DATASET RECORDS below:
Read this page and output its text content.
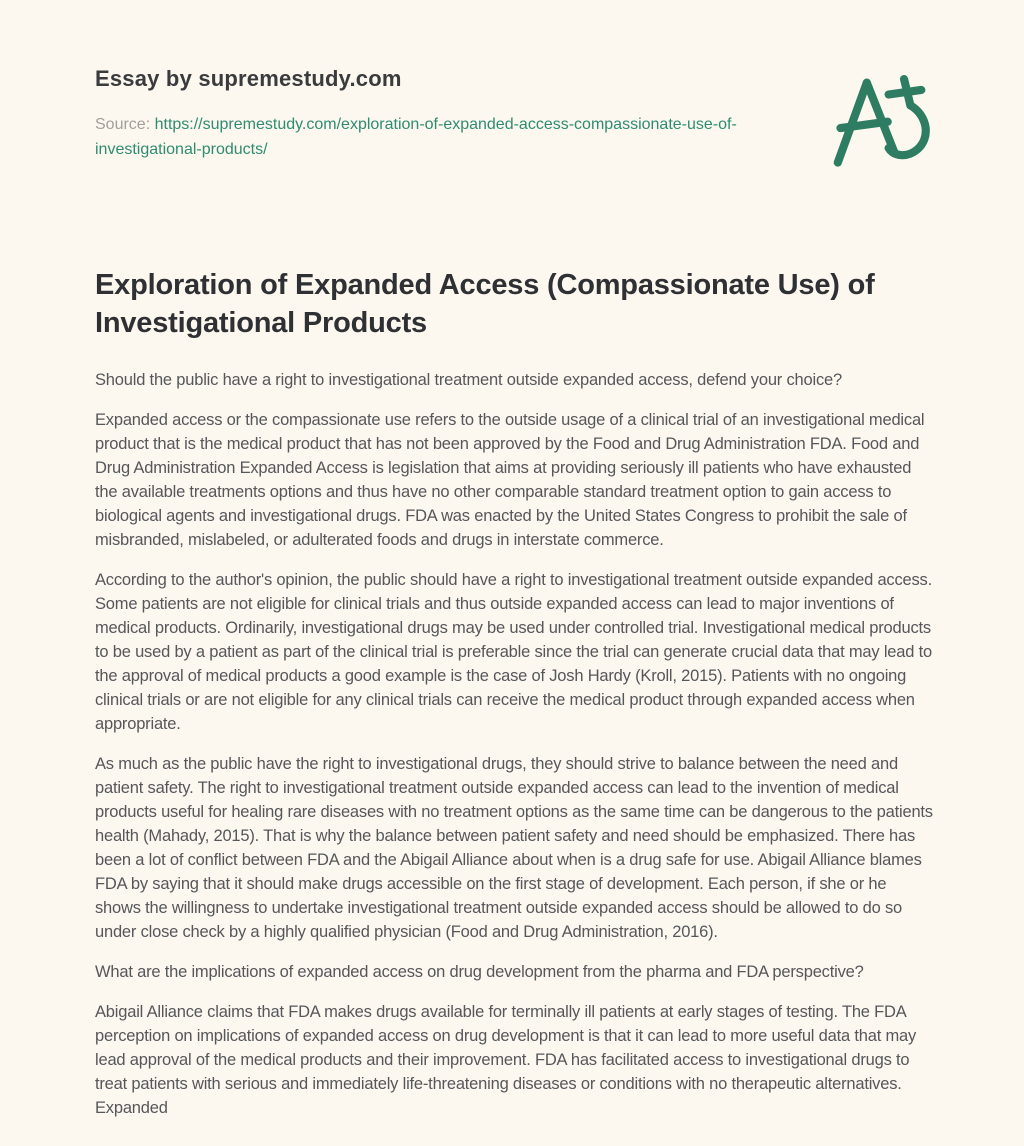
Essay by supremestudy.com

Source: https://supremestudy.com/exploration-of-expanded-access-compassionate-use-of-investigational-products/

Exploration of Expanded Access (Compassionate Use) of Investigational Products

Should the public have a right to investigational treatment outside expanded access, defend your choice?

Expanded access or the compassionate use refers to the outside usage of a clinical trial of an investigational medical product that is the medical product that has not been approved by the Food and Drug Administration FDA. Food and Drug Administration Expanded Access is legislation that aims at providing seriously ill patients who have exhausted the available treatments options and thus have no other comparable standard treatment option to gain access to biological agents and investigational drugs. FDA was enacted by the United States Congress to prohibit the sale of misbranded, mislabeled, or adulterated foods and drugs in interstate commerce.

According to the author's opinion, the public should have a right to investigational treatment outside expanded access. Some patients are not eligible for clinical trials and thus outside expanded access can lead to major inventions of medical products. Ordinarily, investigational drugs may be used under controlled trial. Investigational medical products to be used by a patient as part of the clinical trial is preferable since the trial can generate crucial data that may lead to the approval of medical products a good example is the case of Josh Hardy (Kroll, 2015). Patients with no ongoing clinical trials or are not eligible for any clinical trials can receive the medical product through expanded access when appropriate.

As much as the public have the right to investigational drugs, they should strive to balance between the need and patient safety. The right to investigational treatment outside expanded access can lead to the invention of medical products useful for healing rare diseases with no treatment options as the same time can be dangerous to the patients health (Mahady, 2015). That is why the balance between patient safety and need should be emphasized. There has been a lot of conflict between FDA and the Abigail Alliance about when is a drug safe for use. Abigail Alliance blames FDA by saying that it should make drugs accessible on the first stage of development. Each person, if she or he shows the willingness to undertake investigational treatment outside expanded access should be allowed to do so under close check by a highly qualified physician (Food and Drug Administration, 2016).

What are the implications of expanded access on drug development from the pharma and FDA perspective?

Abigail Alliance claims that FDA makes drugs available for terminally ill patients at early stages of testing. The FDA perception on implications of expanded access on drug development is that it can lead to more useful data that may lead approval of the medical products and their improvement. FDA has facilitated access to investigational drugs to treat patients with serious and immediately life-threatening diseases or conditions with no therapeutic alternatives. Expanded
End of DATASET RECORDS.
DATASET RECORDS below:
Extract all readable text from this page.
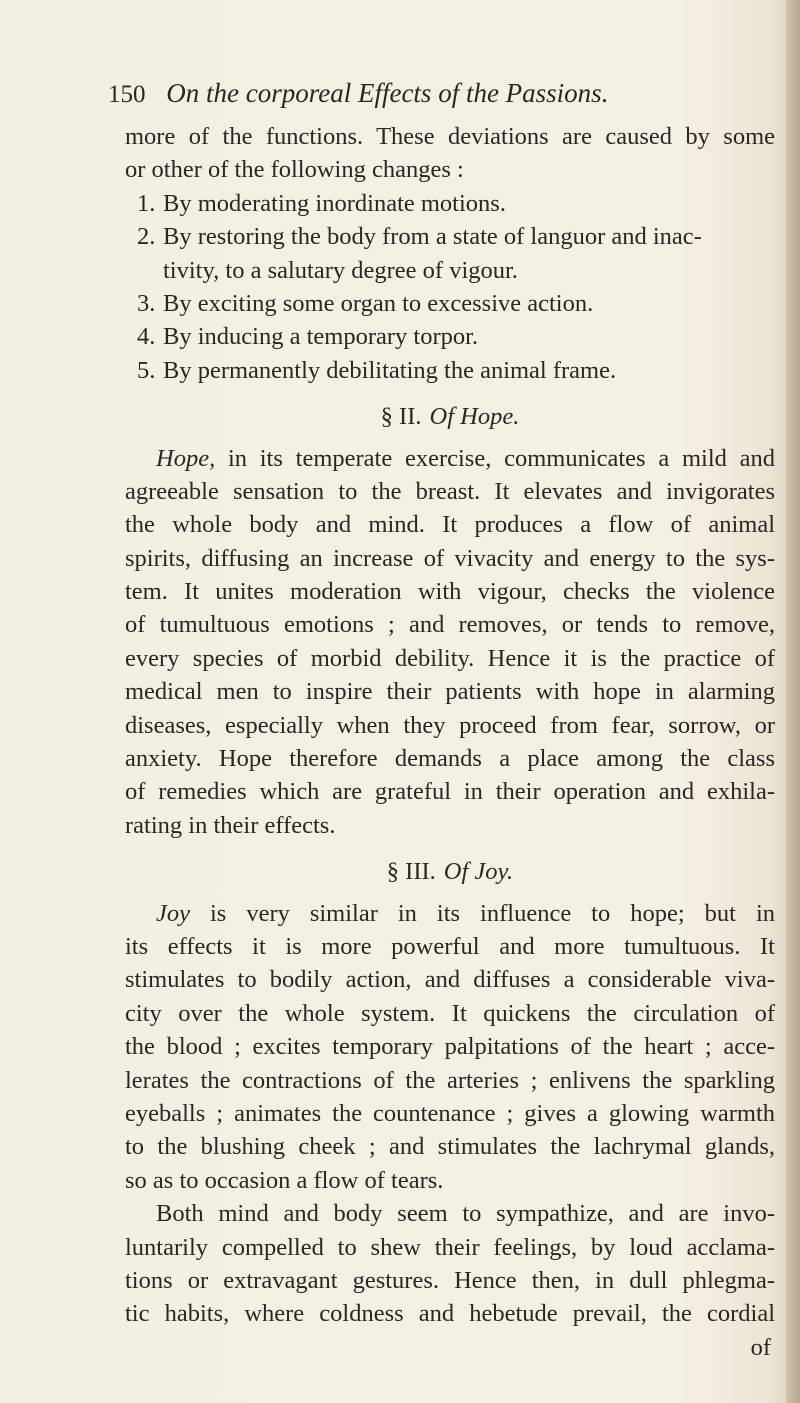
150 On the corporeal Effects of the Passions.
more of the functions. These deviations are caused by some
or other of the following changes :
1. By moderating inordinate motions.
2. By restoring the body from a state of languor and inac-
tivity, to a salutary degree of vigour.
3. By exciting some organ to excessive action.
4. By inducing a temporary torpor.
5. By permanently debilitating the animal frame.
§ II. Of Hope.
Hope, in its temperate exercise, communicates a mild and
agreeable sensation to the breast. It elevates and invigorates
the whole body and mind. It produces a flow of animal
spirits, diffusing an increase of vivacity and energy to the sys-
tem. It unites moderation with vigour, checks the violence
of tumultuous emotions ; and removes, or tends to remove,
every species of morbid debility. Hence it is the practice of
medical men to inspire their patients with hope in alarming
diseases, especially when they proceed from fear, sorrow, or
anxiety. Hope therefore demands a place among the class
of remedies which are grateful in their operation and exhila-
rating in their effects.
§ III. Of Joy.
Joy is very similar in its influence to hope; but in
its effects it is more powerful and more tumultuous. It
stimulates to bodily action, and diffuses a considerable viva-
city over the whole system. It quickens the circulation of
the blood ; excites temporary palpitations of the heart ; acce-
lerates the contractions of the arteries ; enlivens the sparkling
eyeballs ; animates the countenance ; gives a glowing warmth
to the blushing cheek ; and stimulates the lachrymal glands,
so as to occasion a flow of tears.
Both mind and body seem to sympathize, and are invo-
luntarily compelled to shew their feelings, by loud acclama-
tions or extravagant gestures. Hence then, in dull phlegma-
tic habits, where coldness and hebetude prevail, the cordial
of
End of DATASET RECORDS.
### EXERCISE REQUIREMENTS
The lines to copy are those in the listing that contain "this".

### EXPECTED OUTPUT
Read this page and output its text content.
Extract all readable text from this page.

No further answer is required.